### SHORT TASK
Transcribe the records below in full; pictures stay out of the copy.

### RECORDS TO USE

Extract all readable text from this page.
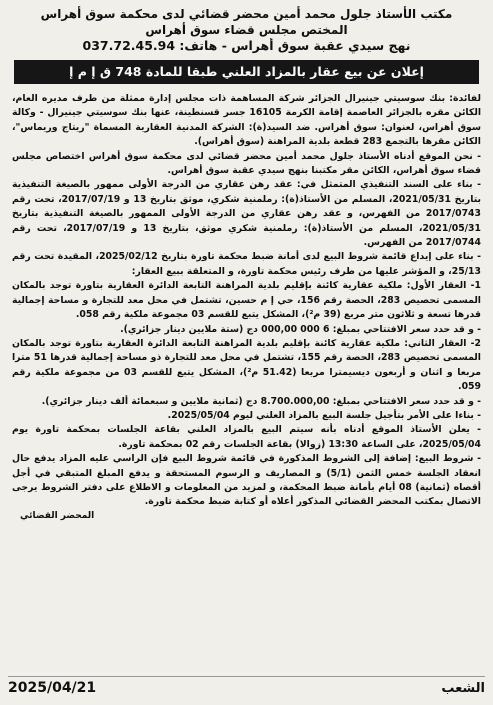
مكتب الأستاذ جلول محمد أمين محضر قضائي لدى محكمة سوق أهراس
المختص مجلس قضاء سوق أهراس
نهج سيدي عقبة سوق أهراس - هاتف: 037.72.45.94
إعلان عن بيع عقار بالمزاد العلني طبقا للمادة 748 ق إ م إ

لفائدة: بنك سوسيتي جينيرال الجزائر شركة المساهمة ذات مجلس إدارة ممثلة من طرف مديره العام، الكائن مقره بالجزائر العاصمة إقامة الكرمة 16105 جسر قسنطينة، عنها بنك سوسيتي جينيرال - وكالة سوق أهراس، لعنوان: سوق أهراس. ضد السيد(ة): الشركة المدنية العقارية المسماة "ريتاج وريماس"، الكائن مقرها بالتجمع 283 قطعة بلدية المراهنة (سوق أهراس).

- نحن الموقع أدناه الأستاذ جلول محمد أمين محضر قضائي لدى محكمة سوق أهراس اختصاص مجلس قضاء سوق أهراس، الكائن مقر مكتبنا بنهج سيدي عقبة سوق أهراس.

- بناء على السند التنفيذي المتمثل في: عقد رهن عقاري من الدرجة الأولى ممهور بالصيغة التنفيذية بتاريخ 2021/05/31، المسلم من الأستاذ(ة): رملمنية شكري، موثق بتاريخ 13 و 2017/07/19، تحت رقم 2017/0743 من الفهرس، و عقد رهن عقاري من الدرجة الأولى الممهور بالصيغة التنفيذية بتاريخ 2021/05/31، المسلم من الأستاذ(ة): رملمنية شكري موثق، بتاريخ 13 و 2017/07/19، تحت رقم 2017/0744 من الفهرس.

- بناء على إيداع قائمة شروط البيع لدى أمانة ضبط محكمة تاورة بتاريخ 2025/02/12، المقيدة تحت رقم 25/13، و المؤشر عليها من طرف رئيس محكمة تاورة، و المتعلقة ببيع العقار:

1- العقار الأول: ملكية عقارية كائنة بإقليم بلدية المراهنة التابعة الدائرة العقارية بتاورة توجد بالمكان المسمى تحصيص 283، الحصة رقم 156، حي إ م حسين، تشتمل في محل معد للتجارة و مساحة إجمالية قدرها تسعة و ثلاثون متر مربع (39 م²)، المشكل يتبع للقسم 03 مجموعة ملكية رقم 058.

- و قد حدد سعر الافتتاحي بمبلغ: 6 000 000,00 دج (ستة ملايين دينار جزائري).

2- العقار الثاني: ملكية عقارية كائنة بإقليم بلدية المراهنة التابعة الدائرة العقارية بتاورة توجد بالمكان المسمى تحصيص 283، الحصة رقم 155، تشتمل في محل معد للتجارة ذو مساحة إجمالية قدرها 51 مترا مربعا و اثنان و أربعون ديسيمترا مربعا (51.42 م²)، المشكل يتبع للقسم 03 من مجموعة ملكية رقم 059.

- و قد حدد سعر الافتتاحي بمبلغ: 8.700.000,00 دج (ثمانية ملايين و سبعمائة ألف دينار جزائري).

- بناءا على الأمر بتأجيل جلسة البيع بالمزاد العلني ليوم 2025/05/04.

- يعلن الأستاذ الموقع أدناه بأنه سيتم البيع بالمزاد العلني بقاعة الجلسات بمحكمة تاورة يوم 2025/05/04، على الساعة 13:30 (زوالا) بقاعة الجلسات رقم 02 بمحكمة تاورة.

- شروط البيع: إضافة إلى الشروط المذكورة في قائمة شروط البيع فإن الراسي عليه المزاد يدفع حال انعقاد الجلسة خمس الثمن (5/1) و المصاريف و الرسوم المستحقة و يدفع المبلغ المتبقي في أجل أقصاه (ثمانية) 08 أيام بأمانة ضبط المحكمة، و لمزيد من المعلومات و الاطلاع على دفتر الشروط يرجى الاتصال بمكتب المحضر القضائي المذكور أعلاه أو كتابة ضبط محكمة تاورة.

المحضر القضائي
2025/04/21	الشعب
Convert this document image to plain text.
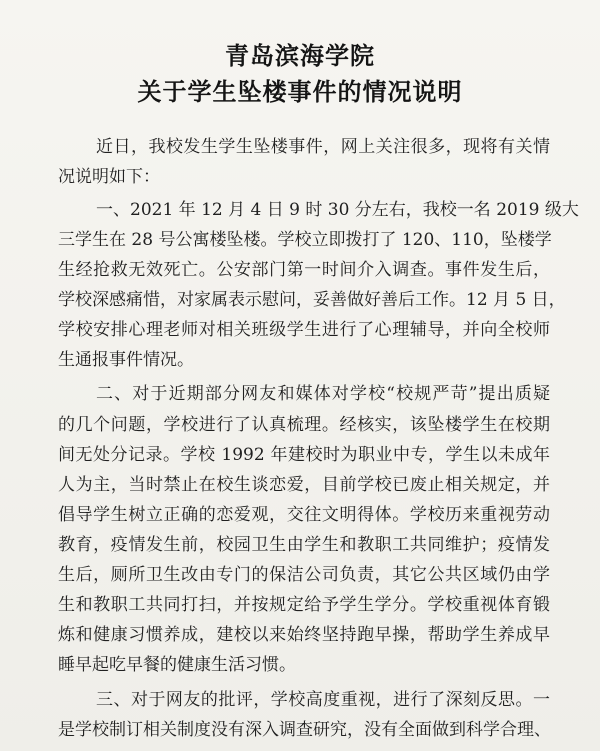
青岛滨海学院
关于学生坠楼事件的情况说明
近日，我校发生学生坠楼事件，网上关注很多，现将有关情
况说明如下：
一、2021 年 12 月 4 日 9 时 30 分左右，我校一名 2019 级大
三学生在 28 号公寓楼坠楼。学校立即拨打了 120、110，坠楼学
生经抢救无效死亡。公安部门第一时间介入调查。事件发生后，
学校深感痛惜，对家属表示慰问，妥善做好善后工作。12 月 5 日，
学校安排心理老师对相关班级学生进行了心理辅导，并向全校师
生通报事件情况。
二、对于近期部分网友和媒体对学校“校规严苛”提出质疑
的几个问题，学校进行了认真梳理。经核实，该坠楼学生在校期
间无处分记录。学校 1992 年建校时为职业中专，学生以未成年
人为主，当时禁止在校生谈恋爱，目前学校已废止相关规定，并
倡导学生树立正确的恋爱观，交往文明得体。学校历来重视劳动
教育，疫情发生前，校园卫生由学生和教职工共同维护；疫情发
生后，厕所卫生改由专门的保洁公司负责，其它公共区域仍由学
生和教职工共同打扫，并按规定给予学生学分。学校重视体育锻
炼和健康习惯养成，建校以来始终坚持跑早操，帮助学生养成早
睡早起吃早餐的健康生活习惯。
三、对于网友的批评，学校高度重视，进行了深刻反思。一
是学校制订相关制度没有深入调查研究，没有全面做到科学合理、
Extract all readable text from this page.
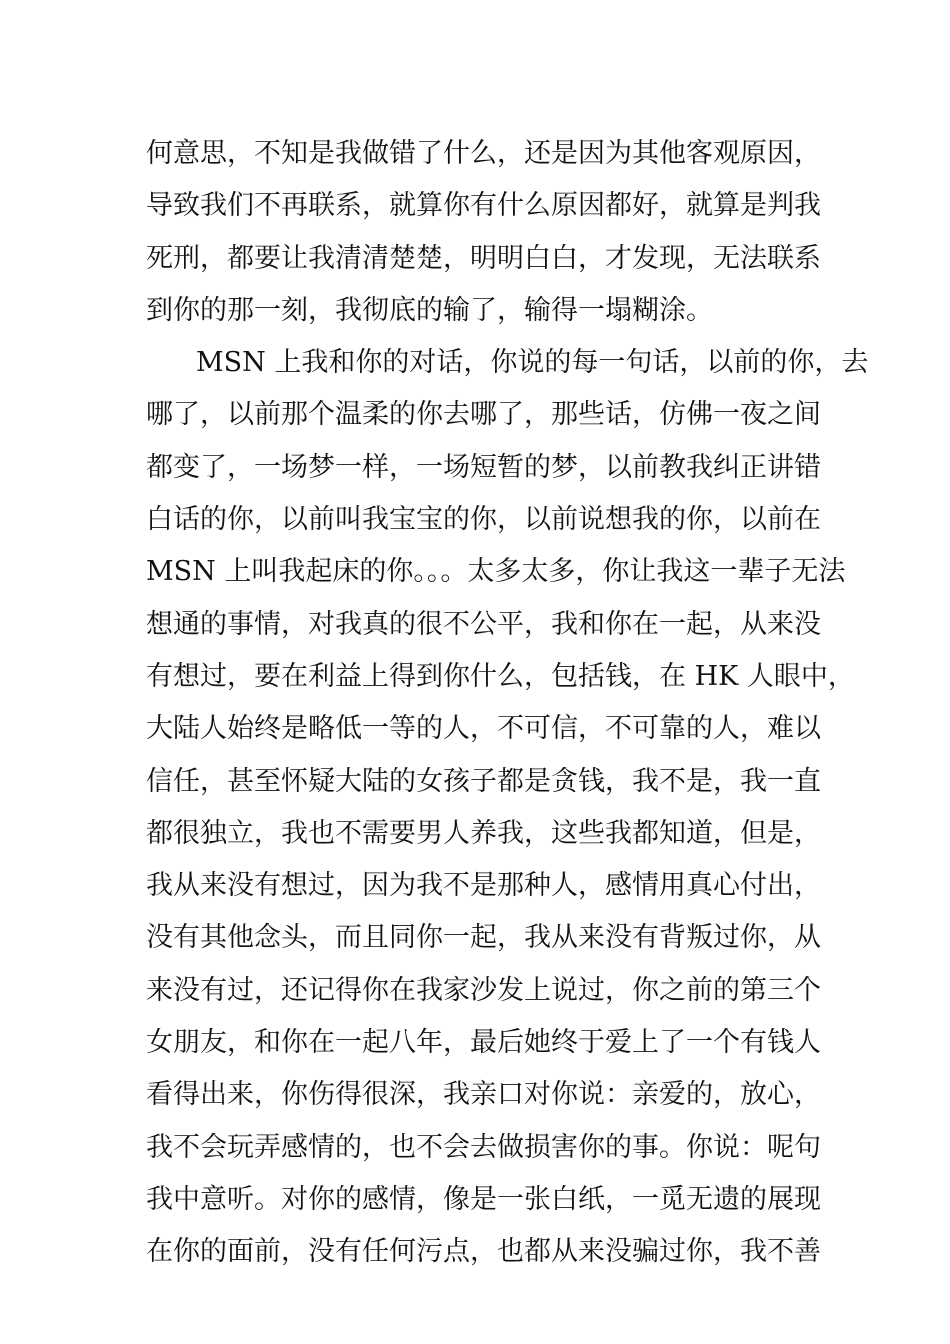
何意思，不知是我做错了什么，还是因为其他客观原因，
导致我们不再联系，就算你有什么原因都好，就算是判我
死刑，都要让我清清楚楚，明明白白，才发现，无法联系
到你的那一刻，我彻底的输了，输得一塌糊涂。
MSN 上我和你的对话，你说的每一句话，以前的你，去
哪了，以前那个温柔的你去哪了，那些话，仿佛一夜之间
都变了，一场梦一样，一场短暂的梦，以前教我纠正讲错
白话的你，以前叫我宝宝的你，以前说想我的你，以前在
MSN 上叫我起床的你。。。太多太多，你让我这一辈子无法
想通的事情，对我真的很不公平，我和你在一起，从来没
有想过，要在利益上得到你什么，包括钱，在 HK 人眼中，
大陆人始终是略低一等的人，不可信，不可靠的人，难以
信任，甚至怀疑大陆的女孩子都是贪钱，我不是，我一直
都很独立，我也不需要男人养我，这些我都知道，但是，
我从来没有想过，因为我不是那种人，感情用真心付出，
没有其他念头，而且同你一起，我从来没有背叛过你，从
来没有过，还记得你在我家沙发上说过，你之前的第三个
女朋友，和你在一起八年，最后她终于爱上了一个有钱人
看得出来，你伤得很深，我亲口对你说：亲爱的，放心，
我不会玩弄感情的，也不会去做损害你的事。你说：呢句
我中意听。对你的感情，像是一张白纸，一觅无遗的展现
在你的面前，没有任何污点，也都从来没骗过你，我不善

### RESPONSE
Extract all readable text from this page.
مكتب الأستاذ جلول محمد أمين محضر قضائي لدى محكمة سوق أهراس
المختص مجلس قضاء سوق أهراس
نهج سيدي عقبة سوق أهراس - هاتف: 037.72.45.94
إعلان عن بيع عقار بالمزاد العلني طبقا للمادة 748 ق إ م إ

لفائدة: بنك سوسيتي جينيرال الجزائر شركة المساهمة ذات مجلس إدارة ممثلة من طرف مديره العام، الكائن مقره بالجزائر العاصمة إقامة الكرمة 16105 جسر قسنطينة، عنها بنك سوسيتي جينيرال - وكالة سوق أهراس، لعنوان: سوق أهراس. ضد السيد(ة): الشركة المدنية العقارية المسماة "ريتاج وريماس"، الكائن مقرها بالتجمع 283 قطعة بلدية المراهنة (سوق أهراس).

- نحن الموقع أدناه الأستاذ جلول محمد أمين محضر قضائي لدى محكمة سوق أهراس اختصاص مجلس قضاء سوق أهراس، الكائن مقر مكتبنا بنهج سيدي عقبة سوق أهراس.

- بناء على السند التنفيذي المتمثل في: عقد رهن عقاري من الدرجة الأولى ممهور بالصيغة التنفيذية بتاريخ 2021/05/31، المسلم من الأستاذ(ة): رملمنية شكري، موثق بتاريخ 13 و 2017/07/19، تحت رقم 2017/0743 من الفهرس، و عقد رهن عقاري من الدرجة الأولى الممهور بالصيغة التنفيذية بتاريخ 2021/05/31، المسلم من الأستاذ(ة): رملمنية شكري موثق، بتاريخ 13 و 2017/07/19، تحت رقم 2017/0744 من الفهرس.

- بناء على إيداع قائمة شروط البيع لدى أمانة ضبط محكمة تاورة بتاريخ 2025/02/12، المقيدة تحت رقم 25/13، و المؤشر عليها من طرف رئيس محكمة تاورة، و المتعلقة ببيع العقار:

1- العقار الأول: ملكية عقارية كائنة بإقليم بلدية المراهنة التابعة الدائرة العقارية بتاورة توجد بالمكان المسمى تحصيص 283، الحصة رقم 156، حي إ م حسين، تشتمل في محل معد للتجارة و مساحة إجمالية قدرها تسعة و ثلاثون متر مربع (39 م²)، المشكل يتبع للقسم 03 مجموعة ملكية رقم 058.

- و قد حدد سعر الافتتاحي بمبلغ: 6 000 000,00 دج (ستة ملايين دينار جزائري).

2- العقار الثاني: ملكية عقارية كائنة بإقليم بلدية المراهنة التابعة الدائرة العقارية بتاورة توجد بالمكان المسمى تحصيص 283، الحصة رقم 155، تشتمل في محل معد للتجارة ذو مساحة إجمالية قدرها 51 مترا مربعا و اثنان و أربعون ديسيمترا مربعا (51.42 م²)، المشكل يتبع للقسم 03 من مجموعة ملكية رقم 059.

- و قد حدد سعر الافتتاحي بمبلغ: 8.700.000,00 دج (ثمانية ملايين و سبعمائة ألف دينار جزائري).

- بناءا على الأمر بتأجيل جلسة البيع بالمزاد العلني ليوم 2025/05/04.

- يعلن الأستاذ الموقع أدناه بأنه سيتم البيع بالمزاد العلني بقاعة الجلسات بمحكمة تاورة يوم 2025/05/04، على الساعة 13:30 (زوالا) بقاعة الجلسات رقم 02 بمحكمة تاورة.

- شروط البيع: إضافة إلى الشروط المذكورة في قائمة شروط البيع فإن الراسي عليه المزاد يدفع حال انعقاد الجلسة خمس الثمن (5/1) و المصاريف و الرسوم المستحقة و يدفع المبلغ المتبقي في أجل أقصاه (ثمانية) 08 أيام بأمانة ضبط المحكمة، و لمزيد من المعلومات و الاطلاع على دفتر الشروط يرجى الاتصال بمكتب المحضر القضائي المذكور أعلاه أو كتابة ضبط محكمة تاورة.

المحضر القضائي
2025/04/21	الشعب
Convert this document image to plain text.
青岛滨海学院
关于学生坠楼事件的情况说明
近日，我校发生学生坠楼事件，网上关注很多，现将有关情
况说明如下：
一、2021 年 12 月 4 日 9 时 30 分左右，我校一名 2019 级大
三学生在 28 号公寓楼坠楼。学校立即拨打了 120、110，坠楼学
生经抢救无效死亡。公安部门第一时间介入调查。事件发生后，
学校深感痛惜，对家属表示慰问，妥善做好善后工作。12 月 5 日，
学校安排心理老师对相关班级学生进行了心理辅导，并向全校师
生通报事件情况。
二、对于近期部分网友和媒体对学校“校规严苛”提出质疑
的几个问题，学校进行了认真梳理。经核实，该坠楼学生在校期
间无处分记录。学校 1992 年建校时为职业中专，学生以未成年
人为主，当时禁止在校生谈恋爱，目前学校已废止相关规定，并
倡导学生树立正确的恋爱观，交往文明得体。学校历来重视劳动
教育，疫情发生前，校园卫生由学生和教职工共同维护；疫情发
生后，厕所卫生改由专门的保洁公司负责，其它公共区域仍由学
生和教职工共同打扫，并按规定给予学生学分。学校重视体育锻
炼和健康习惯养成，建校以来始终坚持跑早操，帮助学生养成早
睡早起吃早餐的健康生活习惯。
三、对于网友的批评，学校高度重视，进行了深刻反思。一
是学校制订相关制度没有深入调查研究，没有全面做到科学合理、
Extract all readable text from this page.
何意思，不知是我做错了什么，还是因为其他客观原因，
导致我们不再联系，就算你有什么原因都好，就算是判我
死刑，都要让我清清楚楚，明明白白，才发现，无法联系
到你的那一刻，我彻底的输了，输得一塌糊涂。
MSN 上我和你的对话，你说的每一句话，以前的你，去
哪了，以前那个温柔的你去哪了，那些话，仿佛一夜之间
都变了，一场梦一样，一场短暂的梦，以前教我纠正讲错
白话的你，以前叫我宝宝的你，以前说想我的你，以前在
MSN 上叫我起床的你。。。太多太多，你让我这一辈子无法
想通的事情，对我真的很不公平，我和你在一起，从来没
有想过，要在利益上得到你什么，包括钱，在 HK 人眼中，
大陆人始终是略低一等的人，不可信，不可靠的人，难以
信任，甚至怀疑大陆的女孩子都是贪钱，我不是，我一直
都很独立，我也不需要男人养我，这些我都知道，但是，
我从来没有想过，因为我不是那种人，感情用真心付出，
没有其他念头，而且同你一起，我从来没有背叛过你，从
来没有过，还记得你在我家沙发上说过，你之前的第三个
女朋友，和你在一起八年，最后她终于爱上了一个有钱人
看得出来，你伤得很深，我亲口对你说：亲爱的，放心，
我不会玩弄感情的，也不会去做损害你的事。你说：呢句
我中意听。对你的感情，像是一张白纸，一觅无遗的展现
在你的面前，没有任何污点，也都从来没骗过你，我不善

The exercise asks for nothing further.